[Stored entries]
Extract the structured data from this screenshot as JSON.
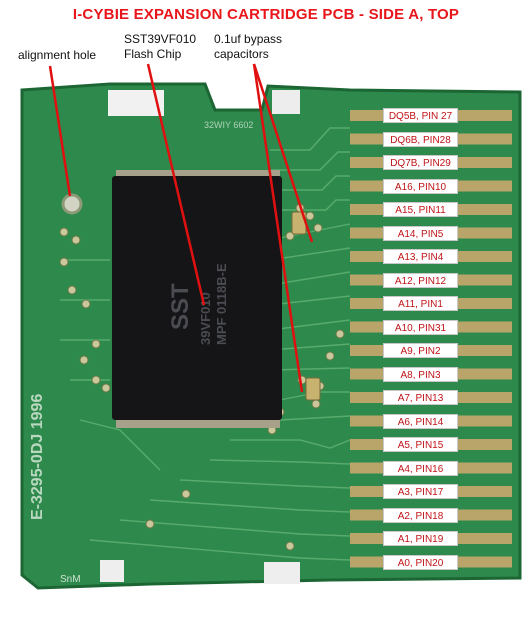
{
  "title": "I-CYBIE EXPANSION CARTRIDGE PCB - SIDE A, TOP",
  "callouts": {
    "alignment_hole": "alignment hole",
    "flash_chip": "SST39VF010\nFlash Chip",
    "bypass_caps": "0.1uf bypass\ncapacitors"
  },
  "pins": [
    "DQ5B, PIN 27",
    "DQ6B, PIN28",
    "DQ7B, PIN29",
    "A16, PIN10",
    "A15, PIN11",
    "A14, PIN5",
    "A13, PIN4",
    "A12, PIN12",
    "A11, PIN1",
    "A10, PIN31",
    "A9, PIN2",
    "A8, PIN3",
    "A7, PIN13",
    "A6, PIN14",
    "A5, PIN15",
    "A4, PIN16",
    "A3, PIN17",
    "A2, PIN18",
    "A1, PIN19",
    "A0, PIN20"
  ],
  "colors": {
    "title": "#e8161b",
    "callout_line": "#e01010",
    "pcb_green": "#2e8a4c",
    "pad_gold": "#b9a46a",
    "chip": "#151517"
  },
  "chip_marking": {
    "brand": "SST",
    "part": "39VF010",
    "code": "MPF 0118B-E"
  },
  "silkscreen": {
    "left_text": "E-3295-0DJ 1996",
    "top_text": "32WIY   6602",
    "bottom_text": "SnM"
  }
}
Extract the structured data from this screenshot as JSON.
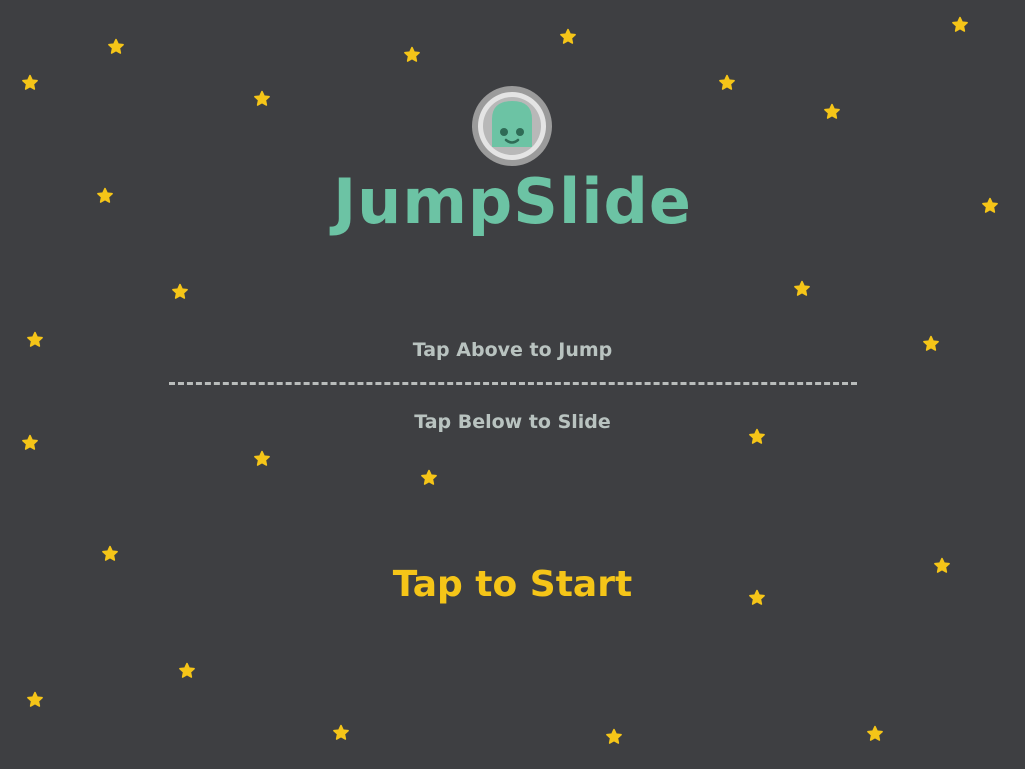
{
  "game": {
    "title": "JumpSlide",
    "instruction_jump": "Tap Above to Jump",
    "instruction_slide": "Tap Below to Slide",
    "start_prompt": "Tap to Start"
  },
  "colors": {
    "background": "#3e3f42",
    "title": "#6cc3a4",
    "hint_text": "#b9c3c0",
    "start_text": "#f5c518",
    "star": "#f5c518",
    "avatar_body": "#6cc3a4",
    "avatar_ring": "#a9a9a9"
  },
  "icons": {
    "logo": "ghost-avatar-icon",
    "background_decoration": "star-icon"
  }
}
...
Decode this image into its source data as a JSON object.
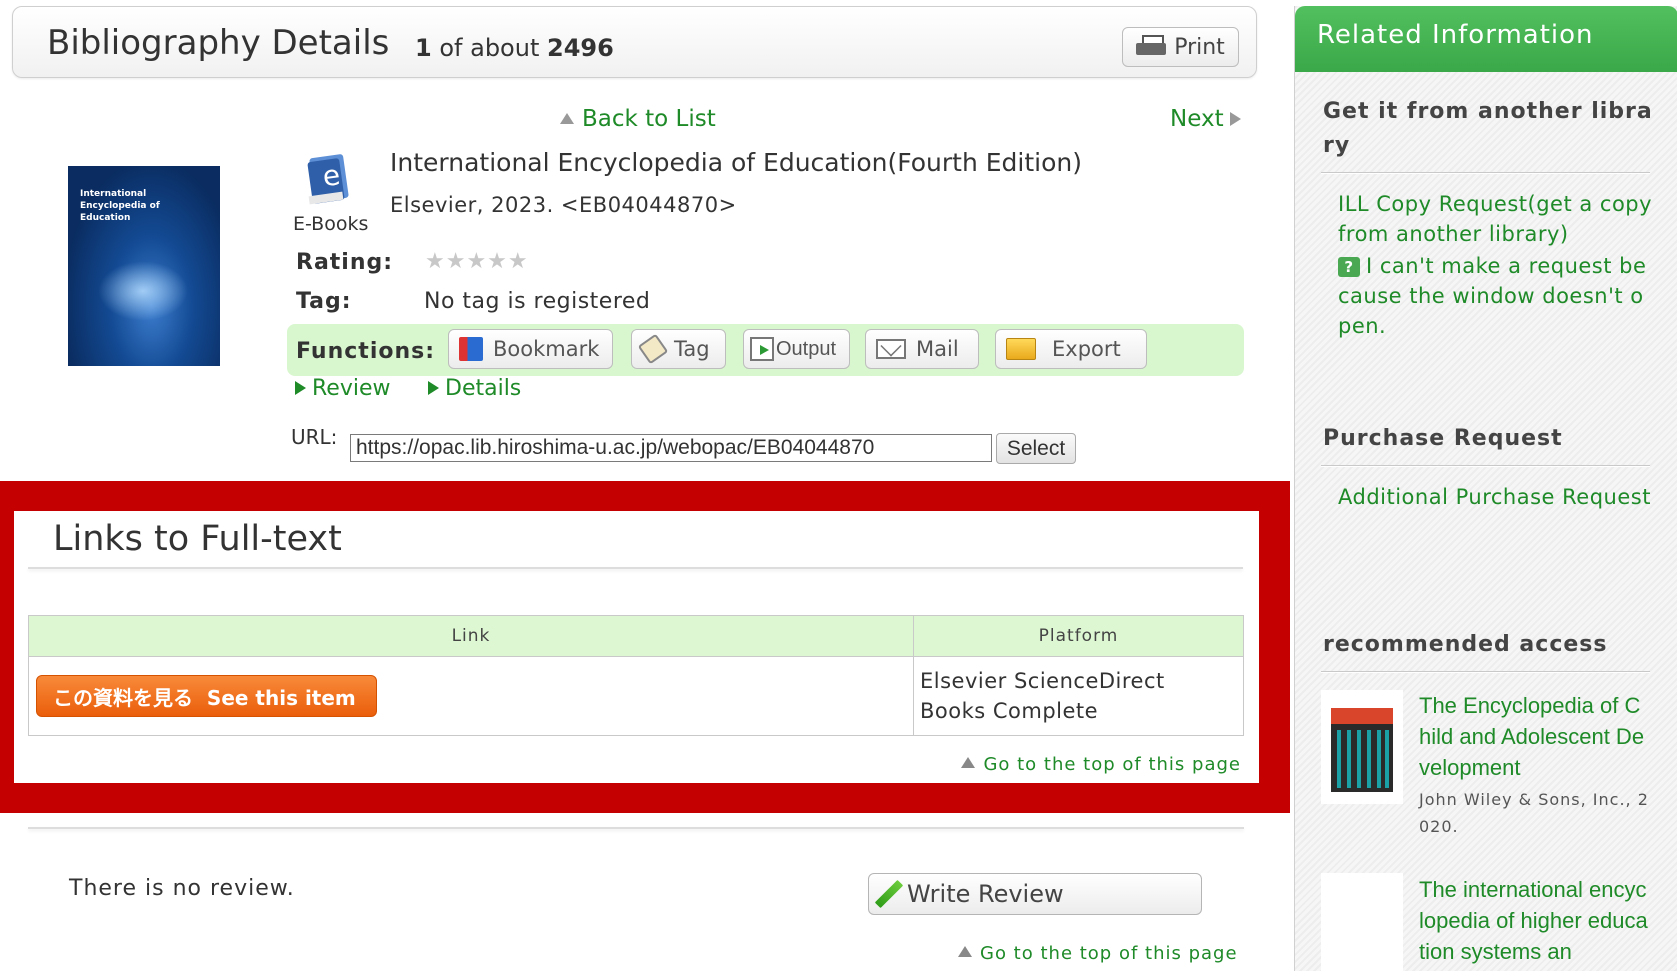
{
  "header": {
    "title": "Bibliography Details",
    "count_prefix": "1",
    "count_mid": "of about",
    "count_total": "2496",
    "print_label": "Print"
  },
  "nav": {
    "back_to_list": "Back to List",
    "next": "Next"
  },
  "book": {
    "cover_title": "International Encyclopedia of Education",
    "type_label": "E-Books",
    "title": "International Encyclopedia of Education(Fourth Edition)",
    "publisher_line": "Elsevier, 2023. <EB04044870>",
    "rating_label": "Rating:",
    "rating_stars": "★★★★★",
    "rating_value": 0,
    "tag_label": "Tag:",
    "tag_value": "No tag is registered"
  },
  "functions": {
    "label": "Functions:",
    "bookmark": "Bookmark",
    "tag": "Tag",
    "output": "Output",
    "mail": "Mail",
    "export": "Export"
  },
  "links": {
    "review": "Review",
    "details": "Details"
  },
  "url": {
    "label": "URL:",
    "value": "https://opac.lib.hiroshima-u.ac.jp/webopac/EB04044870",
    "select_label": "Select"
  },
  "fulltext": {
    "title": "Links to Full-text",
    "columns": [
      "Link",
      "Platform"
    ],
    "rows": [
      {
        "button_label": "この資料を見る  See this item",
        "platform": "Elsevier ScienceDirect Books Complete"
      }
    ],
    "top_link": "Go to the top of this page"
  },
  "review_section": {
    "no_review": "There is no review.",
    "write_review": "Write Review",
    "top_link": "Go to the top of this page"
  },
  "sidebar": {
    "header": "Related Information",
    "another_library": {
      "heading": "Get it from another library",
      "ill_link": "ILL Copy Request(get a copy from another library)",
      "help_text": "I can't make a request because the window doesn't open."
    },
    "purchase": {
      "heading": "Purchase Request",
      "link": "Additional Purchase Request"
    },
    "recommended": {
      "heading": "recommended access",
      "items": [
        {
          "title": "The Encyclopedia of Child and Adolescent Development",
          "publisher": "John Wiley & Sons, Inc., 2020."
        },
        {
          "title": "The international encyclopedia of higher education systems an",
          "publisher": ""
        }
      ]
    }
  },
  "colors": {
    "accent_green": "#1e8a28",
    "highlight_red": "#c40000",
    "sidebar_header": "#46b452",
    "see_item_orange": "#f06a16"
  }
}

Objective
Scan the entries above. Copy each line that has the string "Books".

Answer
    "type_label": "E-Books",
        "platform": "Elsevier ScienceDirect Books Complete"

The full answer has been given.